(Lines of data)
━━━━━━━━━━
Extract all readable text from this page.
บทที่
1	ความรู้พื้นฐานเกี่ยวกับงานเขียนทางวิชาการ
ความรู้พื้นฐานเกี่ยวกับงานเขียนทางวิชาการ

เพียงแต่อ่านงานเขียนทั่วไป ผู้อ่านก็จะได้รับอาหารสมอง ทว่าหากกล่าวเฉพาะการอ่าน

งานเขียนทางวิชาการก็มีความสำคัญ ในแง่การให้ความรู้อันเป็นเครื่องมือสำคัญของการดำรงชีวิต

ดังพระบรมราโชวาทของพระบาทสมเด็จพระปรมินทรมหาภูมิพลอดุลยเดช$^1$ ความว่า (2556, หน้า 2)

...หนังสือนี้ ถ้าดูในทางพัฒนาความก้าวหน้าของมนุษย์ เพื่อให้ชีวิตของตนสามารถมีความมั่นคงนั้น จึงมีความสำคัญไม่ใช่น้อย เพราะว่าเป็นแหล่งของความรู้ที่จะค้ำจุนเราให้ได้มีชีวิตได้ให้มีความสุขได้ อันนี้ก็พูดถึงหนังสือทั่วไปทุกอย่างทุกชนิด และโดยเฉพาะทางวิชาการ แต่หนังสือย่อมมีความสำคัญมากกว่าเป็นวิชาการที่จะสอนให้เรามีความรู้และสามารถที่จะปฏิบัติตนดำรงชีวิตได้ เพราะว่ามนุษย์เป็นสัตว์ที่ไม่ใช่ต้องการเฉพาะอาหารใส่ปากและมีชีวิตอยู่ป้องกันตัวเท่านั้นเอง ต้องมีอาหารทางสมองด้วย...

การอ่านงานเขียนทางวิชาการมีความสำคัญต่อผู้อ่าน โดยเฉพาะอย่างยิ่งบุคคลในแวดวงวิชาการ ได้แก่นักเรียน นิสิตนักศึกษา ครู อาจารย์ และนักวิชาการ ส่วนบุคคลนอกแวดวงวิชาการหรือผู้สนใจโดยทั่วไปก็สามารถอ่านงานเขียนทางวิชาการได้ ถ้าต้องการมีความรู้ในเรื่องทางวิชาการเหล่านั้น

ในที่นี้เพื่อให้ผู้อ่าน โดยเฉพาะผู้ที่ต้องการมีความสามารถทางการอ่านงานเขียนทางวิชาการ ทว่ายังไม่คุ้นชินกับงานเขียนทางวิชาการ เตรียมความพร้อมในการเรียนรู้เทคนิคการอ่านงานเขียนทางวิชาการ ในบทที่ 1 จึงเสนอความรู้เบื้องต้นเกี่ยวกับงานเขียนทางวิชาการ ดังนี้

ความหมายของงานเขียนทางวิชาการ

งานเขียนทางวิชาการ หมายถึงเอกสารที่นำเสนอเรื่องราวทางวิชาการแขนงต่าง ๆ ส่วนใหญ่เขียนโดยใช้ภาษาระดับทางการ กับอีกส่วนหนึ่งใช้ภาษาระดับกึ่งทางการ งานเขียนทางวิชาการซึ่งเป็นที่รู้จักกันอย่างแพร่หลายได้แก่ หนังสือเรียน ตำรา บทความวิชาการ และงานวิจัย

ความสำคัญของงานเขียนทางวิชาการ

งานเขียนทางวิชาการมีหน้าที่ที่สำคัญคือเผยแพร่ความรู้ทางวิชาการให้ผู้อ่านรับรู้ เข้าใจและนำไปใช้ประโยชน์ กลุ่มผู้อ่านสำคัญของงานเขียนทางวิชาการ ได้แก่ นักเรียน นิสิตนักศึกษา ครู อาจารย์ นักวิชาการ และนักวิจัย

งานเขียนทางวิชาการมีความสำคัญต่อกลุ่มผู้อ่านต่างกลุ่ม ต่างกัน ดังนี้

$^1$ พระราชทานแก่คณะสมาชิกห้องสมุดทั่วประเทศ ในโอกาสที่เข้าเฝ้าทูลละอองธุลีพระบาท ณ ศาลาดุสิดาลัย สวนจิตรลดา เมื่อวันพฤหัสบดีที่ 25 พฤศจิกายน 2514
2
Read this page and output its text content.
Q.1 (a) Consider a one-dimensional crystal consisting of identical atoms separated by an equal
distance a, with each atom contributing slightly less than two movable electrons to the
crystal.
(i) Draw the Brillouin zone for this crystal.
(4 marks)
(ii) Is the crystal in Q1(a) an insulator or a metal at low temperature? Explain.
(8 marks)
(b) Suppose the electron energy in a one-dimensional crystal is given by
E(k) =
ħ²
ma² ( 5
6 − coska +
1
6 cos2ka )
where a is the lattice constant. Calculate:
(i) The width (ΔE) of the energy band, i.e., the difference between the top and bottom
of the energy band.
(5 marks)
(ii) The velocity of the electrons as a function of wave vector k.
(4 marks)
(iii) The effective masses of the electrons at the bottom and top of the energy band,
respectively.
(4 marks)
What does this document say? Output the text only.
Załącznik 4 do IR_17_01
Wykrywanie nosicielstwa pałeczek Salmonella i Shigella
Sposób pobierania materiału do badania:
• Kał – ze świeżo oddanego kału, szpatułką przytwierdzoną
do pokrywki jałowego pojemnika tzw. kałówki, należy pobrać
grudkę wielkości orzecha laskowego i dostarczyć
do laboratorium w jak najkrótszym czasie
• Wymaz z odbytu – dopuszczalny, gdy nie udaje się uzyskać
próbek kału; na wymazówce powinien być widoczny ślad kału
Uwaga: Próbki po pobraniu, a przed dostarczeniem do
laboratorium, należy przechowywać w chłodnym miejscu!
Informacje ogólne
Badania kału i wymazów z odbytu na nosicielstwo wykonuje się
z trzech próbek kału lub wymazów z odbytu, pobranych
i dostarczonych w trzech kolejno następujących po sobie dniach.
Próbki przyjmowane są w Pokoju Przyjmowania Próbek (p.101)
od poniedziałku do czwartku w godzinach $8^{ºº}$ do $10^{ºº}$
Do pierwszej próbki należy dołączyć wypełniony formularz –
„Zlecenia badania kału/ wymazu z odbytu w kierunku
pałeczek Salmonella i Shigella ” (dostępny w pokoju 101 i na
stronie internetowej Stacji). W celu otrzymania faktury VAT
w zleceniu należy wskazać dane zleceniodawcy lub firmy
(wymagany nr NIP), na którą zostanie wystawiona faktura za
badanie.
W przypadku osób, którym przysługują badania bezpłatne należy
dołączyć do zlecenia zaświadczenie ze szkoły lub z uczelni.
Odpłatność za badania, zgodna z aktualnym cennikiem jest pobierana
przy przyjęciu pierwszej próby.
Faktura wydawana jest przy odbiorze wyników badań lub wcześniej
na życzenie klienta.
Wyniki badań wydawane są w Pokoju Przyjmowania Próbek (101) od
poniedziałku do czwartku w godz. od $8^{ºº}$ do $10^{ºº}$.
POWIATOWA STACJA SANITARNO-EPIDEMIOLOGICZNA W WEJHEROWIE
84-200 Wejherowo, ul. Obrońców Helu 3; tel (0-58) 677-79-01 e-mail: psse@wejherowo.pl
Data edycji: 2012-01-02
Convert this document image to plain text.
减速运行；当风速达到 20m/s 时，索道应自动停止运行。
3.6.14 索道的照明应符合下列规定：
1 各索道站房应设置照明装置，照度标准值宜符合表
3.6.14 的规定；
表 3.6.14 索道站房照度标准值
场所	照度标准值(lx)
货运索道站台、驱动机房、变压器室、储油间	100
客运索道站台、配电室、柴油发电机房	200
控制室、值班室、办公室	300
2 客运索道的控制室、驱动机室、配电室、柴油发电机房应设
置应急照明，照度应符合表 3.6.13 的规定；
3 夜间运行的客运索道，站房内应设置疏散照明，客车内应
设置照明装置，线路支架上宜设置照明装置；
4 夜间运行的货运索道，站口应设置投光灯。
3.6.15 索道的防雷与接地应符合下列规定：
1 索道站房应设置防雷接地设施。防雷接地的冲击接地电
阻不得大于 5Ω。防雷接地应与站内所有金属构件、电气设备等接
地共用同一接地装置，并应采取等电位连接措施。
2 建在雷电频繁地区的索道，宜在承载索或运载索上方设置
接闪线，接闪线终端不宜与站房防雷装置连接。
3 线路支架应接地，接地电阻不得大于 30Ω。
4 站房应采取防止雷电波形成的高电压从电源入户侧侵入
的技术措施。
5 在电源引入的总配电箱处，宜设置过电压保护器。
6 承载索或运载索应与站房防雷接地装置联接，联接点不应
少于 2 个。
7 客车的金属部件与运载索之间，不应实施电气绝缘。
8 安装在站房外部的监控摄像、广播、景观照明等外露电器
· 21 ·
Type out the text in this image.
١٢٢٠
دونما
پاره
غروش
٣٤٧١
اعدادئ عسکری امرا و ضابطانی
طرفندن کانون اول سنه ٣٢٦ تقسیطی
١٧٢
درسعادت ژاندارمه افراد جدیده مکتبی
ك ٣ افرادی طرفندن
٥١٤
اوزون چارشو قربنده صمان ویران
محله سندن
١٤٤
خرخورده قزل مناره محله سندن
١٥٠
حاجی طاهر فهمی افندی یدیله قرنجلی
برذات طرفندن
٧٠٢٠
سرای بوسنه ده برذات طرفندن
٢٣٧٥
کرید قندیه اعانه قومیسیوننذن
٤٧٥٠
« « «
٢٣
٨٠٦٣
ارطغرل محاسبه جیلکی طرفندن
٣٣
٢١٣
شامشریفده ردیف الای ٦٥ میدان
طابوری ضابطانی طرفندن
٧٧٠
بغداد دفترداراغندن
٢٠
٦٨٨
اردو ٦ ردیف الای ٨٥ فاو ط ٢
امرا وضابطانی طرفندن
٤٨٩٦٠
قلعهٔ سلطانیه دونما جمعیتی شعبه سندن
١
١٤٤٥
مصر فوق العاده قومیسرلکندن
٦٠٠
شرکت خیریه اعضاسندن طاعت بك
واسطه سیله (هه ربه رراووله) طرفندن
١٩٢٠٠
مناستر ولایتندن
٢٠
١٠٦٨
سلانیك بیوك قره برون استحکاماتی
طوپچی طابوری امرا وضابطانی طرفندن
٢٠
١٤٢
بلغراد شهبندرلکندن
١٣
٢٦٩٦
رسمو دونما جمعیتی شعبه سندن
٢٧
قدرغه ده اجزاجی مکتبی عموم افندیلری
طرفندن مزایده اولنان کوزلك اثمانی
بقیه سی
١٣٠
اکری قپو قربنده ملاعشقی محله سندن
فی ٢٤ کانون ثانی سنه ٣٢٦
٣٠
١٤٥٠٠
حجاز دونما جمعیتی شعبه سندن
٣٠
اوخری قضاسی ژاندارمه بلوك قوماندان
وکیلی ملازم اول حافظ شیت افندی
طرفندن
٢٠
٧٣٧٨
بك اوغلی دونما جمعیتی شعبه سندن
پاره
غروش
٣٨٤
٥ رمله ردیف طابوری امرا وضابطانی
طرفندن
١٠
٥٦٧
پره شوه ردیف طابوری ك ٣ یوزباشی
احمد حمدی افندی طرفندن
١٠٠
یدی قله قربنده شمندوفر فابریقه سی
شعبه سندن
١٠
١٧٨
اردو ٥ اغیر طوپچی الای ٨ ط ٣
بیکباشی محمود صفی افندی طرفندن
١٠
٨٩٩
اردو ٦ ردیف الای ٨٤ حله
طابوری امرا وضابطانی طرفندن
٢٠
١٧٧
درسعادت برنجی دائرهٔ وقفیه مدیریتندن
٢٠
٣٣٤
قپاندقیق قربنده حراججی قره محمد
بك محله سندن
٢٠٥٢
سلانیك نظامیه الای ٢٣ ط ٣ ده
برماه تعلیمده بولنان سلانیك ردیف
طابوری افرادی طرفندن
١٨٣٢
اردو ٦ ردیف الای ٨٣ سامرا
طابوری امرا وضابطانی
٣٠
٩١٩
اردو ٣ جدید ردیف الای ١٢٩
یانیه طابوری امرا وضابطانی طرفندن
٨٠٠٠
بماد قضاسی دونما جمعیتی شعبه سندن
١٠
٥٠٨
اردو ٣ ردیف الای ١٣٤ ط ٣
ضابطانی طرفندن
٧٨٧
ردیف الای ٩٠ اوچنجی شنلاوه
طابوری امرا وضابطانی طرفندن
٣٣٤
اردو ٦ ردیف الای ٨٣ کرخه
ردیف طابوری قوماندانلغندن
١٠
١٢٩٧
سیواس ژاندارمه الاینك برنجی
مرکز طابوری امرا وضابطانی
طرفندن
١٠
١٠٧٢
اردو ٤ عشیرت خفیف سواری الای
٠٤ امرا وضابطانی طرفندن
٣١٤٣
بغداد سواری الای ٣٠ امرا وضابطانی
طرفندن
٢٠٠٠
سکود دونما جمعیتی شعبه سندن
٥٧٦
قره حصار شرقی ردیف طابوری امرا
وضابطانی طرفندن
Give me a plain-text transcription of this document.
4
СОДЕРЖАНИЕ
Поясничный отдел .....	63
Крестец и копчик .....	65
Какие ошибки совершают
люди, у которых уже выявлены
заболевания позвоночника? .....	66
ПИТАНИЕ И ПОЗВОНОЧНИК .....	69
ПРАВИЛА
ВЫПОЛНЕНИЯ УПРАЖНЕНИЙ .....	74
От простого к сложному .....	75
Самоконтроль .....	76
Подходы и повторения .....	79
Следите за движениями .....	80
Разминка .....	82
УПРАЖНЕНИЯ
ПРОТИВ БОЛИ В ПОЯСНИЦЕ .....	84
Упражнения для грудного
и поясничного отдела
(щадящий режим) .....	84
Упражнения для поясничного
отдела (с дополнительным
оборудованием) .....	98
━━━━━━━━━━
**The request**: Look through the data and show every line containing "поясничного".

**Written reply**:
и поясничного отдела
Упражнения для поясничного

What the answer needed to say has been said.